Request
Swap "stump grinder wheel" for "stump cutter wheel" throughout the lines of the data below, leaving every other word unchanged, and leave the pictures out of your answer.

Given information
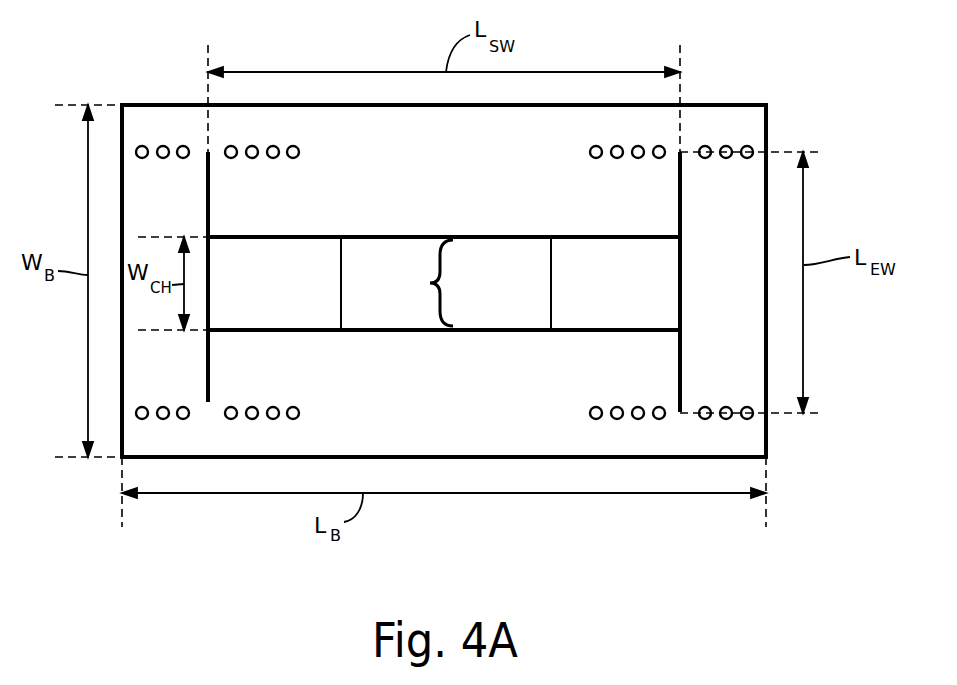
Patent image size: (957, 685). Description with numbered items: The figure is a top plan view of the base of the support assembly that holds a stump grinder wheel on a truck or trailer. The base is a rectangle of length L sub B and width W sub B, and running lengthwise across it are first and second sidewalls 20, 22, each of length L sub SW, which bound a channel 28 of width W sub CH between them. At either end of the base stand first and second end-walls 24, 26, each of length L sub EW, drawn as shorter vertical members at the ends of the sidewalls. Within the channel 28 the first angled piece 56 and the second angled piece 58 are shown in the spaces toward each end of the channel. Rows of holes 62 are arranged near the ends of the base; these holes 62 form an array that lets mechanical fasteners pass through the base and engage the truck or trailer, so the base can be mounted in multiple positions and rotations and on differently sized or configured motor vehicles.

The first sidewall 20 is at (280, 236).
The second sidewall 22 is at (291, 332).
The first end-wall 24 is at (208, 201).
The second end-wall 26 is at (680, 206).
The channel 28 is at (427, 283).
The first angled piece 56 is at (298, 283).
The second angled piece 58 is at (587, 283).
The holes 62 is at (580, 409).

The reply
Patent image size: (957, 685). Description with numbered items: The figure is a top plan view of the base of the support assembly that holds a stump cutter wheel on a truck or trailer. The base is a rectangle of length L sub B and width W sub B, and running lengthwise across it are first and second sidewalls 20, 22, each of length L sub SW, which bound a channel 28 of width W sub CH between them. At either end of the base stand first and second end-walls 24, 26, each of length L sub EW, drawn as shorter vertical members at the ends of the sidewalls. Within the channel 28 the first angled piece 56 and the second angled piece 58 are shown in the spaces toward each end of the channel. Rows of holes 62 are arranged near the ends of the base; these holes 62 form an array that lets mechanical fasteners pass through the base and engage the truck or trailer, so the base can be mounted in multiple positions and rotations and on differently sized or configured motor vehicles.

The first sidewall 20 is at (280, 236).
The second sidewall 22 is at (291, 332).
The first end-wall 24 is at (208, 201).
The second end-wall 26 is at (680, 206).
The channel 28 is at (427, 283).
The first angled piece 56 is at (298, 283).
The second angled piece 58 is at (587, 283).
The holes 62 is at (580, 409).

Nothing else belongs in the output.